* _GOAL OF THE EXERCISE_
List each line of the data that holds the string "this", please.

* _SUPPLIED INFORMATION_
———

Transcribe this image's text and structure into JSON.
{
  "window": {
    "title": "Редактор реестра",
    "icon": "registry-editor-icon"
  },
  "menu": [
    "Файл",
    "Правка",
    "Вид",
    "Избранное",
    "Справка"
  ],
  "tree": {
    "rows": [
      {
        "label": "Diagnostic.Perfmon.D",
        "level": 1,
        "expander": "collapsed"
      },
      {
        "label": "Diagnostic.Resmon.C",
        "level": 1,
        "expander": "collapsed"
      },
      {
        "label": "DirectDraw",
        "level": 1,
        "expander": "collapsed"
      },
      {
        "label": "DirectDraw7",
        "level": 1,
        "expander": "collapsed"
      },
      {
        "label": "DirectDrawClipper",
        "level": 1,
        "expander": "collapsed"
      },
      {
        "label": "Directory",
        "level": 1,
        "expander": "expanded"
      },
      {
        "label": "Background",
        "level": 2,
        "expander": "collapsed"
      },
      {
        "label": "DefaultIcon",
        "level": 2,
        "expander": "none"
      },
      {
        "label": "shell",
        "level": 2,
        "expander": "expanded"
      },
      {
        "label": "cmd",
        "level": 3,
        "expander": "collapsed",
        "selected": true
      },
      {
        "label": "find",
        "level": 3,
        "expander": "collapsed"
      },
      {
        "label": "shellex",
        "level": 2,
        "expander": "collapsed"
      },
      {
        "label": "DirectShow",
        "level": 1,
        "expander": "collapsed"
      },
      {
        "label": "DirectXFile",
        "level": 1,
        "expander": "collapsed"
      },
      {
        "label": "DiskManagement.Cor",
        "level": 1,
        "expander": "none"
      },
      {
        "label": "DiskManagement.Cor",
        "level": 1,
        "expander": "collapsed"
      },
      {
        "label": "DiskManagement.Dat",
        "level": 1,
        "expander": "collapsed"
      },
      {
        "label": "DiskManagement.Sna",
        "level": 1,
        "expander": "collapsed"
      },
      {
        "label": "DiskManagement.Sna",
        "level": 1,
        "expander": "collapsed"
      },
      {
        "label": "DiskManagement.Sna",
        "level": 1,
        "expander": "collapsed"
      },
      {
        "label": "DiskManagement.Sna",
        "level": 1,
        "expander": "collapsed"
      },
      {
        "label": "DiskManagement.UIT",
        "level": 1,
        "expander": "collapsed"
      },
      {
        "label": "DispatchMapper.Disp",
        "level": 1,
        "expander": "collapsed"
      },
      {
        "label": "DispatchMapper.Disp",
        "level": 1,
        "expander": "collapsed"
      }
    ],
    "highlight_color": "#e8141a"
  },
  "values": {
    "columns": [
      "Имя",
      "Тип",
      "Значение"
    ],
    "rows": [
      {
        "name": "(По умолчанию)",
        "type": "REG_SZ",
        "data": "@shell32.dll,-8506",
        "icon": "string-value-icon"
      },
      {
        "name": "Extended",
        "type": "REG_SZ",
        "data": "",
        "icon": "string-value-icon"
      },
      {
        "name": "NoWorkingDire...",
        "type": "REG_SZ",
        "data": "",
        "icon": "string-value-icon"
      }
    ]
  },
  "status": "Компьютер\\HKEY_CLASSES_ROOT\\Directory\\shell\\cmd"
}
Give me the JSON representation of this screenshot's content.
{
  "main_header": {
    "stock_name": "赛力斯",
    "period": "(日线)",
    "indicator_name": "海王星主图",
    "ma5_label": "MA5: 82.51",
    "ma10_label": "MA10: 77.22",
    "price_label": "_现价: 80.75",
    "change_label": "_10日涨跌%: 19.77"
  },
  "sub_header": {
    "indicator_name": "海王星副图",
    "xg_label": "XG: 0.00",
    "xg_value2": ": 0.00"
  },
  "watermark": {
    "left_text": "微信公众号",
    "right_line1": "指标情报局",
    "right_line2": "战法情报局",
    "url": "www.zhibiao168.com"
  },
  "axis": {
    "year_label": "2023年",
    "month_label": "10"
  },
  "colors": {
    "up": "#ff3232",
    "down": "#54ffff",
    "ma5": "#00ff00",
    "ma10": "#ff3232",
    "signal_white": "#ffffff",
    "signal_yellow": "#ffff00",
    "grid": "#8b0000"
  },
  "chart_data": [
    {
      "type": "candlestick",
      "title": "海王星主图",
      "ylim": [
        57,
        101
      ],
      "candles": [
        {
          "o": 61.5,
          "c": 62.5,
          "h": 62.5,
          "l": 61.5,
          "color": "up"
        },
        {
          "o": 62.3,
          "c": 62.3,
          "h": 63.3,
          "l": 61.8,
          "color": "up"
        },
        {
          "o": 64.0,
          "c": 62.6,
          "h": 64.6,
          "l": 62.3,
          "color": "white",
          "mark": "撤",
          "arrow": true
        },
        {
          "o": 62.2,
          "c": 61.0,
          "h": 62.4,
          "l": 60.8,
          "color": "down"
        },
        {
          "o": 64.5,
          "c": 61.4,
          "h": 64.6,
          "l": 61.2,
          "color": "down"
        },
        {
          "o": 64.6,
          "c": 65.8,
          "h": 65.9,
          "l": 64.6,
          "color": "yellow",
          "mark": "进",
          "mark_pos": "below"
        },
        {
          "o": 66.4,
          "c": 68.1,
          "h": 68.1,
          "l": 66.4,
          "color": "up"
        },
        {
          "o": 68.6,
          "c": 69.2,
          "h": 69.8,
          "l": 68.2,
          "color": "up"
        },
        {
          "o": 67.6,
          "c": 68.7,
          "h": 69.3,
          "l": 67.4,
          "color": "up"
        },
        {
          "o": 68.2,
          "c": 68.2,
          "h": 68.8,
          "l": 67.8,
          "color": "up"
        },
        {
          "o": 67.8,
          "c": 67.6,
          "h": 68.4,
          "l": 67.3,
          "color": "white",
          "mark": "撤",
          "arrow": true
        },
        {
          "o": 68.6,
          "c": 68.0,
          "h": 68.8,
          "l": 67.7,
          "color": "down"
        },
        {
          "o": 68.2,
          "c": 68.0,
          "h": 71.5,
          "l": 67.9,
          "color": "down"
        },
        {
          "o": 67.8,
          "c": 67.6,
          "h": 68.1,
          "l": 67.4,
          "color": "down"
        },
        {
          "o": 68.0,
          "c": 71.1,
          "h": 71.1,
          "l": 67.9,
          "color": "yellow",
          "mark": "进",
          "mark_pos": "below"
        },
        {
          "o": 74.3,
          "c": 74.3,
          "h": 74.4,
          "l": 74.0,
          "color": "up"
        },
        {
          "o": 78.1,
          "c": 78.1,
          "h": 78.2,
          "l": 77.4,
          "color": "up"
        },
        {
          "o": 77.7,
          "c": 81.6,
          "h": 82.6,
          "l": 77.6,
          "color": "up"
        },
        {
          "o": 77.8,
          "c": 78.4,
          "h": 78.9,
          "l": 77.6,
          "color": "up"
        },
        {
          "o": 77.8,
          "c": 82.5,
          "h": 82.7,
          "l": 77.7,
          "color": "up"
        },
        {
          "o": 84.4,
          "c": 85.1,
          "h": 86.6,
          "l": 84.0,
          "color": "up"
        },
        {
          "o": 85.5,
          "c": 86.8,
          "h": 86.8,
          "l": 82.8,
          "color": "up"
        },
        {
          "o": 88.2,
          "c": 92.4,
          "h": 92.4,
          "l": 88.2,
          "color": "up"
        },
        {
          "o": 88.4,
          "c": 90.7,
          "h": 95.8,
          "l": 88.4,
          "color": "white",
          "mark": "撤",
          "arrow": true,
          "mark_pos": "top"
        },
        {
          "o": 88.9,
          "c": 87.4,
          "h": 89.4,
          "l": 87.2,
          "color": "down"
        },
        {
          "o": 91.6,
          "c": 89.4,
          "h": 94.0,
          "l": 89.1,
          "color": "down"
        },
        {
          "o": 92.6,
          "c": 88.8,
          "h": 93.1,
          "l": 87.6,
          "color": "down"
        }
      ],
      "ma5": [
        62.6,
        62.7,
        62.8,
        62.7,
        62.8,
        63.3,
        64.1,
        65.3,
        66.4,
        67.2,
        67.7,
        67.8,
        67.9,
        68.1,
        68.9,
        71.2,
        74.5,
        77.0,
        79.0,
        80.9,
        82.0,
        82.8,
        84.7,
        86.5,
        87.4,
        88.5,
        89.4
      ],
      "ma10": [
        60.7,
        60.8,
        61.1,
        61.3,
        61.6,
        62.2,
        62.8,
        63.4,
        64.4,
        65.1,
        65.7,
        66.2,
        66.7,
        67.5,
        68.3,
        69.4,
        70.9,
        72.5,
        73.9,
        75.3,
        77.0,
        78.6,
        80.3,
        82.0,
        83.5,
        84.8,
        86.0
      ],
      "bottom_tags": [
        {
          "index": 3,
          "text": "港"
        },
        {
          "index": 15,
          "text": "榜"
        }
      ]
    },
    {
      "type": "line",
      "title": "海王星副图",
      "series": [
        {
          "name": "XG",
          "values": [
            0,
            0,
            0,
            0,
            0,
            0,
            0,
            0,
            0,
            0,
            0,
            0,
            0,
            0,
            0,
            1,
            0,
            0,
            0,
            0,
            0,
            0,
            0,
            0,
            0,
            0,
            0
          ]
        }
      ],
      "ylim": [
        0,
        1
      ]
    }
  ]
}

———

* _ANSWER TO THE PROBLEM_
Transcribe this image's text and structure into JSON.
Give me the JSON representation of this screenshot's content.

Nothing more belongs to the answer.